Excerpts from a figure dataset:
Begin

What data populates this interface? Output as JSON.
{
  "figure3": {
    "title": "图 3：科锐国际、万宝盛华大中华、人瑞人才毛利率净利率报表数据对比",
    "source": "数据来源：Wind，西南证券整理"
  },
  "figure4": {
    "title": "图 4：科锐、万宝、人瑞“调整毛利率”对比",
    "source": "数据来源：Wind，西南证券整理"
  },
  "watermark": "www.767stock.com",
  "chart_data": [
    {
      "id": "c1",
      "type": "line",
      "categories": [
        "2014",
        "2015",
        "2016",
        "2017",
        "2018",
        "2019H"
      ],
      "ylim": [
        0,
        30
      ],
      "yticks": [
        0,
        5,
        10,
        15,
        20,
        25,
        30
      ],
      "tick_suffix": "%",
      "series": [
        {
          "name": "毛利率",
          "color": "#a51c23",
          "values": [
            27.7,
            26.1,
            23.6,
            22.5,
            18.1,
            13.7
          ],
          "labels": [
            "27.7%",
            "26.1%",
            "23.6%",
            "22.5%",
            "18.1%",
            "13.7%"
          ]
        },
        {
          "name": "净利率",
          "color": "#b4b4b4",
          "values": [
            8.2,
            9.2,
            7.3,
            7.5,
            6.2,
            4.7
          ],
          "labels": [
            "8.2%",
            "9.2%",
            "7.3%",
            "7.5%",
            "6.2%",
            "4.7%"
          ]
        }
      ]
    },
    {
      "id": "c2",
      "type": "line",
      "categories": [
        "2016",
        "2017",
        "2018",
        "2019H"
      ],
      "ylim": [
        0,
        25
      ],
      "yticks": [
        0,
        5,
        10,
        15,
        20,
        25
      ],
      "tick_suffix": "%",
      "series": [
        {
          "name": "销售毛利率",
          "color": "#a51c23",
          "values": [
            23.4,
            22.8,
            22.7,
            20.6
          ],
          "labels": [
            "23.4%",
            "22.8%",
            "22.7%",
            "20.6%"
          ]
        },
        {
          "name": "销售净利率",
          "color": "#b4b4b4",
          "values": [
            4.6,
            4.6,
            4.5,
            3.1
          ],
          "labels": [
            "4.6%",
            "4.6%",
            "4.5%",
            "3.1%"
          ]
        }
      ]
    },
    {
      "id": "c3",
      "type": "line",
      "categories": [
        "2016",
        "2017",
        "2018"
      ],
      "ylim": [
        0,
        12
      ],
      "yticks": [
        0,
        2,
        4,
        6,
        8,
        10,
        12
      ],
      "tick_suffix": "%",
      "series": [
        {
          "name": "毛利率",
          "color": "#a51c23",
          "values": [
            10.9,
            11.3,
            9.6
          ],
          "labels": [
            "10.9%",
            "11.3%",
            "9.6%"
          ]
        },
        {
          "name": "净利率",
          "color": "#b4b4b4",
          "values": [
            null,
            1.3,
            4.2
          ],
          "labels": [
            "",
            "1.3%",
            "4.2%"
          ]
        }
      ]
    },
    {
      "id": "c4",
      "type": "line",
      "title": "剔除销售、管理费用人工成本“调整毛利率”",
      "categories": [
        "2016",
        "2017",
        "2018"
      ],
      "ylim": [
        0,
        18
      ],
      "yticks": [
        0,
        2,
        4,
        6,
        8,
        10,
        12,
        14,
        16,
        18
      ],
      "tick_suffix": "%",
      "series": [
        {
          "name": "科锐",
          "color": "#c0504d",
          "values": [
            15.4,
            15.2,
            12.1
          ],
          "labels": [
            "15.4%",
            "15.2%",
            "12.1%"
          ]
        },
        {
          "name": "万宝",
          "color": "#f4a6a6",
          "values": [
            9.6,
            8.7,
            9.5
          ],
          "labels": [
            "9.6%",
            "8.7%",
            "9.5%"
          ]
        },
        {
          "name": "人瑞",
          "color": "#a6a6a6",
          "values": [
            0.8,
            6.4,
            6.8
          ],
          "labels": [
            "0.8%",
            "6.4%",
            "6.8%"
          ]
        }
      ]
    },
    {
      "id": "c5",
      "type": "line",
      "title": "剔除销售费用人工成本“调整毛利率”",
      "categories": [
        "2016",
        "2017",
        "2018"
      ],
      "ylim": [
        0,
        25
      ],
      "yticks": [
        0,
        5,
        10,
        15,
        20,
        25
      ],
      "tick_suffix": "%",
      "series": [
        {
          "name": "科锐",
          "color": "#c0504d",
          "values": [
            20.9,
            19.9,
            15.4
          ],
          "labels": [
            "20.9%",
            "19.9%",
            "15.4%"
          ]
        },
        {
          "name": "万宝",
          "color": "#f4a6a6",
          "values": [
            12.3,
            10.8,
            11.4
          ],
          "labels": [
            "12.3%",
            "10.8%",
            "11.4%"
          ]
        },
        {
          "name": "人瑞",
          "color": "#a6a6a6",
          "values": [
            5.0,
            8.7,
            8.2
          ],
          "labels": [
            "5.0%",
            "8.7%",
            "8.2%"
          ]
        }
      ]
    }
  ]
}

End

-- To do --
Take every line from the data above that holds "调整毛利率" and copy it out.

-- Answer below --
    "title": "图 4：科锐、万宝、人瑞“调整毛利率”对比",
      "title": "剔除销售、管理费用人工成本“调整毛利率”",
      "title": "剔除销售费用人工成本“调整毛利率”",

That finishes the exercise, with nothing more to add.